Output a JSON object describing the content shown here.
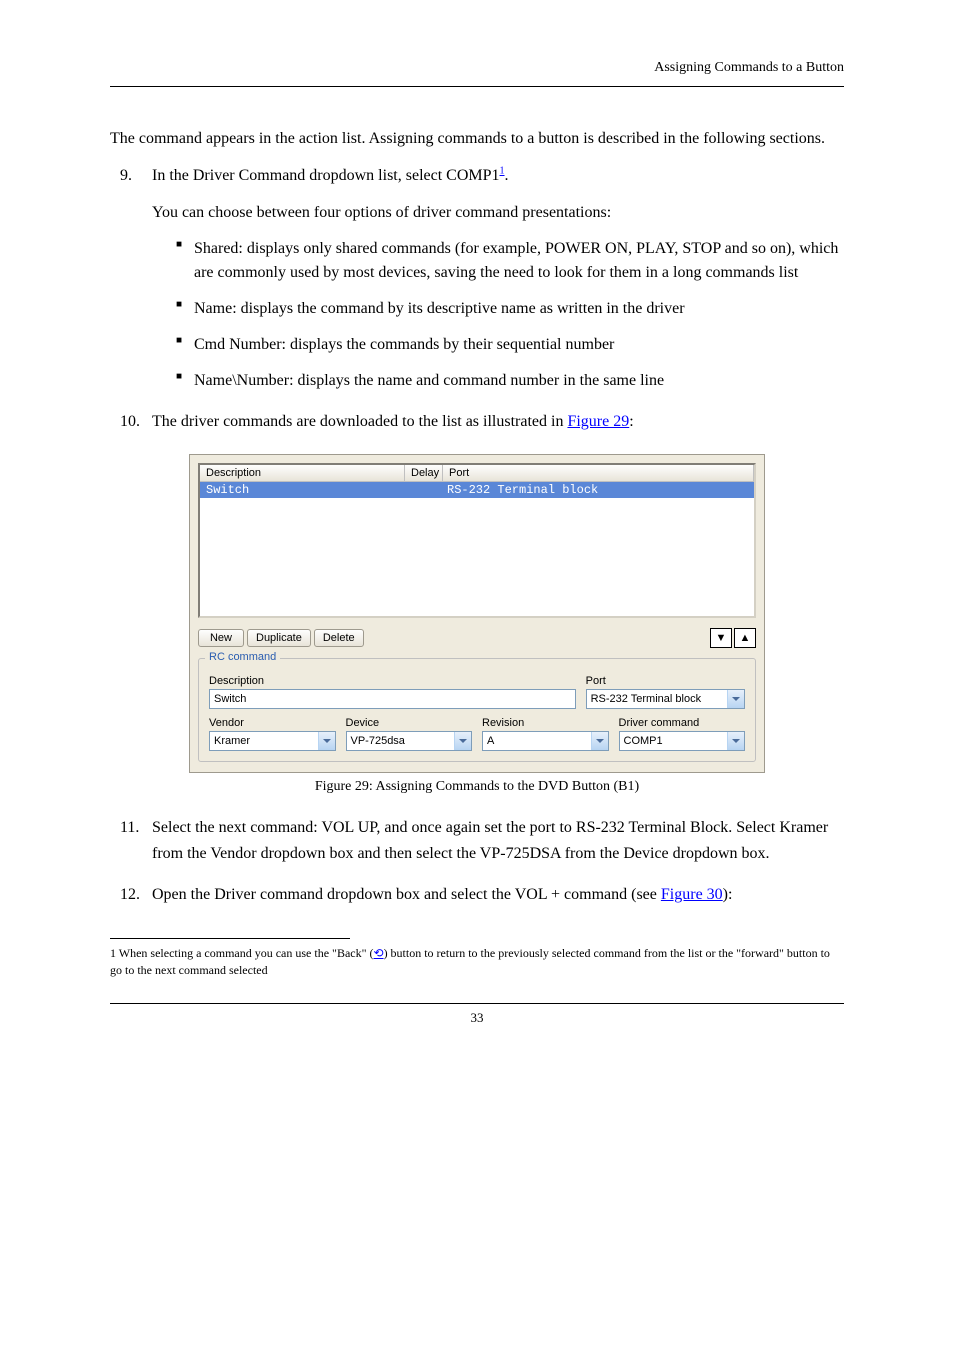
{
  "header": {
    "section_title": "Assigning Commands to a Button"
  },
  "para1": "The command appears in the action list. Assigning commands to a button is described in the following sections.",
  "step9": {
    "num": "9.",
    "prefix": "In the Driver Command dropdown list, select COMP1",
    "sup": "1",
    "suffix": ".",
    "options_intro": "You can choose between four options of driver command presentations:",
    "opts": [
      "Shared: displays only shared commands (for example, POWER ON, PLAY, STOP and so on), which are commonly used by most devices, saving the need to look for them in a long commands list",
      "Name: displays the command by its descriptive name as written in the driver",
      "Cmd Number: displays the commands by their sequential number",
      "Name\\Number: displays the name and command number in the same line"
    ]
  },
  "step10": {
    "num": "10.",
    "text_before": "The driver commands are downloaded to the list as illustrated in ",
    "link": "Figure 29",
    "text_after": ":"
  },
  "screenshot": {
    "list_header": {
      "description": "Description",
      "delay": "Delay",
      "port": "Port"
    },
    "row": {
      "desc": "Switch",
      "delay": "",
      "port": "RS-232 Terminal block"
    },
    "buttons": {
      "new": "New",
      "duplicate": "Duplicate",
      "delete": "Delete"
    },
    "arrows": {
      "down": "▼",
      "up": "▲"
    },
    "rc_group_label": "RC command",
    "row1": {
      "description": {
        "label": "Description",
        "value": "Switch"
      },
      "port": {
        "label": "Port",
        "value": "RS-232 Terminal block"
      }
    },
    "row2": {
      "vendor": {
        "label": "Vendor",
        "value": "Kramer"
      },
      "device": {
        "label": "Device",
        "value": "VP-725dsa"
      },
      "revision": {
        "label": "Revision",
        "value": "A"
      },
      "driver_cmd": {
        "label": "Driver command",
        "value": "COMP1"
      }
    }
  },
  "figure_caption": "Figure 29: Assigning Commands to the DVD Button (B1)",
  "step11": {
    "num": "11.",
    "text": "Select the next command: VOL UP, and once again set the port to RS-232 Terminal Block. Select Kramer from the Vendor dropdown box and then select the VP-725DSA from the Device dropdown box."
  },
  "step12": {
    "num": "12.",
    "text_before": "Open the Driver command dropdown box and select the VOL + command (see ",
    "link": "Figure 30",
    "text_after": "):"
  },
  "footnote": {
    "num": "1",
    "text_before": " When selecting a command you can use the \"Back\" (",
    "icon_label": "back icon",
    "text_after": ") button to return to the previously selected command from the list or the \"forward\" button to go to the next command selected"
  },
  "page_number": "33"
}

• **Instructions for the task**: Reproduce the data above in full, exactly as it is, with the pictures left out.

• **Output below**:
Output a JSON object describing the content shown here.
{
  "header": {
    "section_title": "Assigning Commands to a Button"
  },
  "para1": "The command appears in the action list. Assigning commands to a button is described in the following sections.",
  "step9": {
    "num": "9.",
    "prefix": "In the Driver Command dropdown list, select COMP1",
    "sup": "1",
    "suffix": ".",
    "options_intro": "You can choose between four options of driver command presentations:",
    "opts": [
      "Shared: displays only shared commands (for example, POWER ON, PLAY, STOP and so on), which are commonly used by most devices, saving the need to look for them in a long commands list",
      "Name: displays the command by its descriptive name as written in the driver",
      "Cmd Number: displays the commands by their sequential number",
      "Name\\Number: displays the name and command number in the same line"
    ]
  },
  "step10": {
    "num": "10.",
    "text_before": "The driver commands are downloaded to the list as illustrated in ",
    "link": "Figure 29",
    "text_after": ":"
  },
  "screenshot": {
    "list_header": {
      "description": "Description",
      "delay": "Delay",
      "port": "Port"
    },
    "row": {
      "desc": "Switch",
      "delay": "",
      "port": "RS-232 Terminal block"
    },
    "buttons": {
      "new": "New",
      "duplicate": "Duplicate",
      "delete": "Delete"
    },
    "arrows": {
      "down": "▼",
      "up": "▲"
    },
    "rc_group_label": "RC command",
    "row1": {
      "description": {
        "label": "Description",
        "value": "Switch"
      },
      "port": {
        "label": "Port",
        "value": "RS-232 Terminal block"
      }
    },
    "row2": {
      "vendor": {
        "label": "Vendor",
        "value": "Kramer"
      },
      "device": {
        "label": "Device",
        "value": "VP-725dsa"
      },
      "revision": {
        "label": "Revision",
        "value": "A"
      },
      "driver_cmd": {
        "label": "Driver command",
        "value": "COMP1"
      }
    }
  },
  "figure_caption": "Figure 29: Assigning Commands to the DVD Button (B1)",
  "step11": {
    "num": "11.",
    "text": "Select the next command: VOL UP, and once again set the port to RS-232 Terminal Block. Select Kramer from the Vendor dropdown box and then select the VP-725DSA from the Device dropdown box."
  },
  "step12": {
    "num": "12.",
    "text_before": "Open the Driver command dropdown box and select the VOL + command (see ",
    "link": "Figure 30",
    "text_after": "):"
  },
  "footnote": {
    "num": "1",
    "text_before": " When selecting a command you can use the \"Back\" (",
    "icon_label": "back icon",
    "text_after": ") button to return to the previously selected command from the list or the \"forward\" button to go to the next command selected"
  },
  "page_number": "33"
}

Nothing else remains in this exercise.